## ENTRIES PROVIDED

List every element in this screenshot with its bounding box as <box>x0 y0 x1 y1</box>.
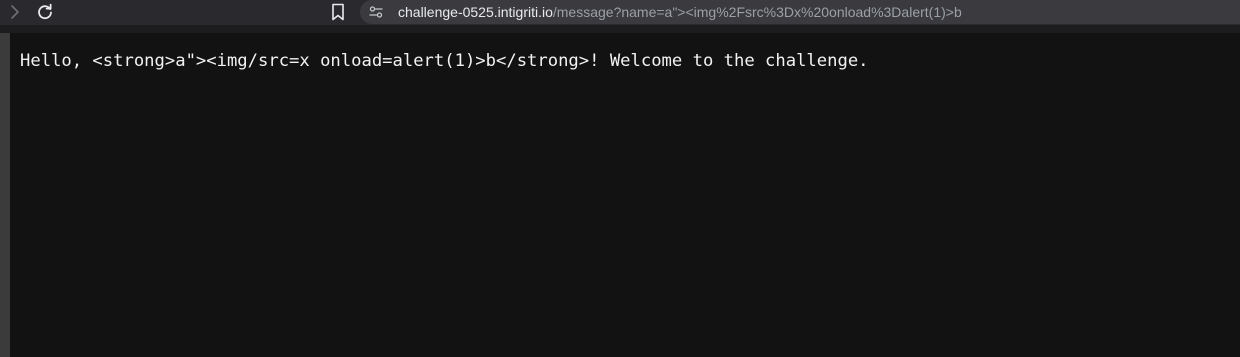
browser-toolbar: challenge-0525.intigriti.io/message?name… <box>0 0 1240 25</box>
address-bar[interactable]: challenge-0525.intigriti.io/message?name… <box>360 0 1240 24</box>
bookmark-icon <box>332 3 344 21</box>
url-host: challenge-0525.intigriti.io <box>398 4 553 20</box>
reload-icon <box>38 3 52 20</box>
page-content: Hello, <strong>a"><img/src=x onload=aler… <box>10 33 1240 357</box>
welcome-message: Hello, <strong>a"><img/src=x onload=aler… <box>20 51 869 71</box>
site-settings-icon[interactable] <box>368 4 384 20</box>
reload-button[interactable] <box>32 0 58 24</box>
forward-arrow-icon <box>11 5 19 19</box>
forward-button[interactable] <box>4 0 26 24</box>
toolbar-divider <box>0 25 1240 33</box>
url-text[interactable]: challenge-0525.intigriti.io/message?name… <box>398 3 962 21</box>
bookmark-button[interactable] <box>326 0 350 24</box>
url-path: /message?name=a"><img%2Fsrc%3Dx%20onload… <box>552 4 962 20</box>
window-left-edge <box>0 33 10 357</box>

## WHAT NEEDS TO BE DONE
How many lines in the material above contain the string "forward" with matching case? Reply with the number alone.

## RESULT
2